:: Provided information

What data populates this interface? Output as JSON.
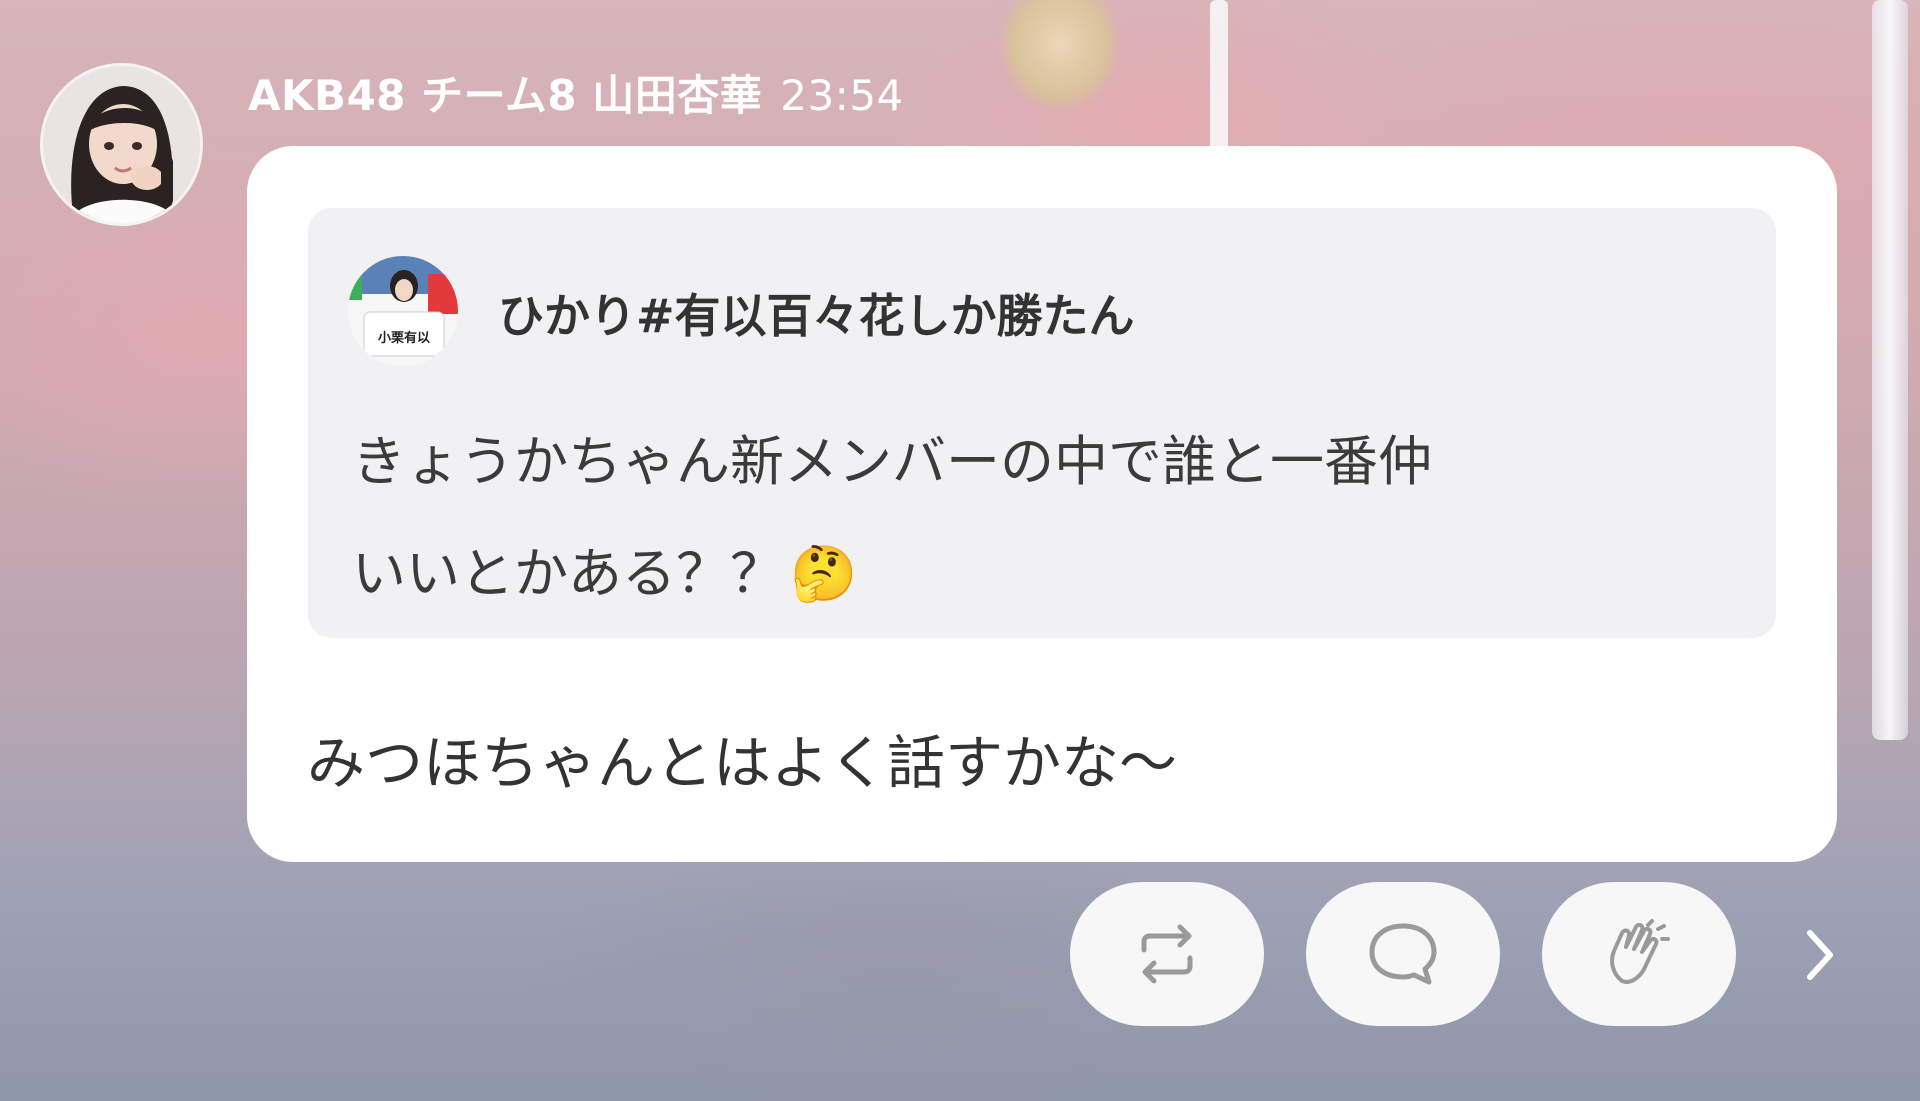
{
  "post": {
    "author": "AKB48 チーム8 山田杏華",
    "time": "23:54",
    "avatar_icon": "member-avatar-icon"
  },
  "quote": {
    "sender": "ひかり#有以百々花しか勝たん",
    "avatar_icon": "sender-avatar-icon",
    "sender_avatar_text": "小栗有以",
    "message_lines": [
      "きょうかちゃん新メンバーの中で誰と一番仲",
      "いいとかある？？"
    ],
    "emoji": "🤔"
  },
  "reply": {
    "text": "みつほちゃんとはよく話すかな〜"
  },
  "actions": [
    {
      "icon": "repost-icon"
    },
    {
      "icon": "comment-icon"
    },
    {
      "icon": "clap-icon"
    }
  ],
  "next_icon": "chevron-right-icon",
  "colors": {
    "bubble": "#ffffff",
    "quote_bg": "#f1f1f3",
    "text": "#333333",
    "button_bg": "#f7f7f7",
    "icon": "#9a9a9a"
  }
}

::::

Your instructions: Check each line of the records for the word "icon" and extract those that contain it.

Expected answer:
    "avatar_icon": "member-avatar-icon"
    "avatar_icon": "sender-avatar-icon",
      "icon": "repost-icon"
      "icon": "comment-icon"
      "icon": "clap-icon"
  "next_icon": "chevron-right-icon",
    "icon": "#9a9a9a"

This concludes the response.